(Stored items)

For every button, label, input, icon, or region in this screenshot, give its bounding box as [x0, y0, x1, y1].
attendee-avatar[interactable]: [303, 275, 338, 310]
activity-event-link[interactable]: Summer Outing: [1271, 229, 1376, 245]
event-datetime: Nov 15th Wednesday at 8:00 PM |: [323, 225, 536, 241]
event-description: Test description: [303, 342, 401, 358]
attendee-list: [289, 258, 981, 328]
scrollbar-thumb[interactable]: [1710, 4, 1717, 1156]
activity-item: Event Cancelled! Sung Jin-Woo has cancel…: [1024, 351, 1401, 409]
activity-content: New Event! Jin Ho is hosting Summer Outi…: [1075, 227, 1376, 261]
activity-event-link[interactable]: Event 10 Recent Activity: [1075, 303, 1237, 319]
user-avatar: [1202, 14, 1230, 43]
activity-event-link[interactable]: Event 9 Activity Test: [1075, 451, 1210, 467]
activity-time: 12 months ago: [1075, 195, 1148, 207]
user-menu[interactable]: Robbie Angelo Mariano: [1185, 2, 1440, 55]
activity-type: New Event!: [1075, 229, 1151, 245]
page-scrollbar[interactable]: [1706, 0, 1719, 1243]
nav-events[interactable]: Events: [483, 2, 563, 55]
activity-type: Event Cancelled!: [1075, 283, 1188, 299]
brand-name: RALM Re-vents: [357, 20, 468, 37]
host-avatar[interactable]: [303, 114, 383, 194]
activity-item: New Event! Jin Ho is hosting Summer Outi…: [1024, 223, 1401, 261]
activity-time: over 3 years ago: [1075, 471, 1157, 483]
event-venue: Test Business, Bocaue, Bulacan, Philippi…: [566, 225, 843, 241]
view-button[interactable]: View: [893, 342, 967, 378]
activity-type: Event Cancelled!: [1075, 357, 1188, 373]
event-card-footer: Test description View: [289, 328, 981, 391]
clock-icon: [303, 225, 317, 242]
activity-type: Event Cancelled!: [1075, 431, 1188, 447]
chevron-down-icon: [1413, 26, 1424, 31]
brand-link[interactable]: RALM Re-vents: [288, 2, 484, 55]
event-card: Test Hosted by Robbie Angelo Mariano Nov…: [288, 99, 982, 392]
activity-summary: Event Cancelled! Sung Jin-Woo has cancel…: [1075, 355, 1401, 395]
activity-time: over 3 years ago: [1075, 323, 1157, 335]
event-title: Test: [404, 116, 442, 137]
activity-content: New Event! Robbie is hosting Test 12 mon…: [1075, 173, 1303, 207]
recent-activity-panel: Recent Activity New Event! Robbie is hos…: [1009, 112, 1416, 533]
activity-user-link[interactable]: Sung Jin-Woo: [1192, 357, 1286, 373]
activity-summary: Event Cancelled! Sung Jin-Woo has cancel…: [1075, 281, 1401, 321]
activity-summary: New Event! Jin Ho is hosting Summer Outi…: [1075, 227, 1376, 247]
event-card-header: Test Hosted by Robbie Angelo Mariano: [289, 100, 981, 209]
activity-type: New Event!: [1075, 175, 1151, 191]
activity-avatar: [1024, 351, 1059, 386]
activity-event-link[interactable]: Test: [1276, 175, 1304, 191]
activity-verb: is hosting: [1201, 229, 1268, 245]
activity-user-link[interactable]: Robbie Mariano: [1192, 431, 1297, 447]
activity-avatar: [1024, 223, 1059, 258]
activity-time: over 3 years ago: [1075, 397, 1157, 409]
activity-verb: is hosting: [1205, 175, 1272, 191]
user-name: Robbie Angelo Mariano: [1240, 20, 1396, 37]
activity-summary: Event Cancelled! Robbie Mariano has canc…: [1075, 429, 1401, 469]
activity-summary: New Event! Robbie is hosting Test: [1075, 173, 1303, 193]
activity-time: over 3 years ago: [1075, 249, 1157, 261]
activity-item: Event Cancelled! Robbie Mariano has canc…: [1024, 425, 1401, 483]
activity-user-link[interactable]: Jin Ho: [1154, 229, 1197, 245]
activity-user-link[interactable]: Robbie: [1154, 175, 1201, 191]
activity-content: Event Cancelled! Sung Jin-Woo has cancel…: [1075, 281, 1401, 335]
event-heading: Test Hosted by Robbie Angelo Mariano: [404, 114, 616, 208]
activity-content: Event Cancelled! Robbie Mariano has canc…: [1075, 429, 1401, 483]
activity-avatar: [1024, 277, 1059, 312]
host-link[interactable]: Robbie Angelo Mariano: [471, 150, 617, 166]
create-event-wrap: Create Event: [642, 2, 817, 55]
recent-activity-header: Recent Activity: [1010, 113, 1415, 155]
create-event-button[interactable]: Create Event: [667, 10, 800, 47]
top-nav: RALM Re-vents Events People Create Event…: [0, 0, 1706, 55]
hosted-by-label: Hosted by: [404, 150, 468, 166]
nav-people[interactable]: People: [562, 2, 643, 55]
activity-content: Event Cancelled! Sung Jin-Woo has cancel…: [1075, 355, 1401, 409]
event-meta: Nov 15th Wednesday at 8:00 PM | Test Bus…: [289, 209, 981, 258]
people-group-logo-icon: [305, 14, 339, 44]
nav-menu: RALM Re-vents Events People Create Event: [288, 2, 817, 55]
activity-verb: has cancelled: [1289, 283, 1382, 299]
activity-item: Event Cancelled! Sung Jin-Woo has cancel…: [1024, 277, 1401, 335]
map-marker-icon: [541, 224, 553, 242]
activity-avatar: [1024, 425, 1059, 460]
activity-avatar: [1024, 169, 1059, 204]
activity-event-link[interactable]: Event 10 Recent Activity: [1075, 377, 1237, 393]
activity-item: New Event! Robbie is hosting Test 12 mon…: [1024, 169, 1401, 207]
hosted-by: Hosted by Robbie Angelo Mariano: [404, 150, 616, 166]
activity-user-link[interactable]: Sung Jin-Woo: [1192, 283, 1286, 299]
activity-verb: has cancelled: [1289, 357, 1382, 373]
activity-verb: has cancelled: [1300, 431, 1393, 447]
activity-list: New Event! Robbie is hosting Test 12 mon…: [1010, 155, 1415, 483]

■ Work instructions ■
Find each line in the data above that contains the string "header". Copy every such line in full.

■ Output below ■
event-card-header: Test Hosted by Robbie Angelo Mariano: [289, 100, 981, 209]
recent-activity-header: Recent Activity: [1010, 113, 1415, 155]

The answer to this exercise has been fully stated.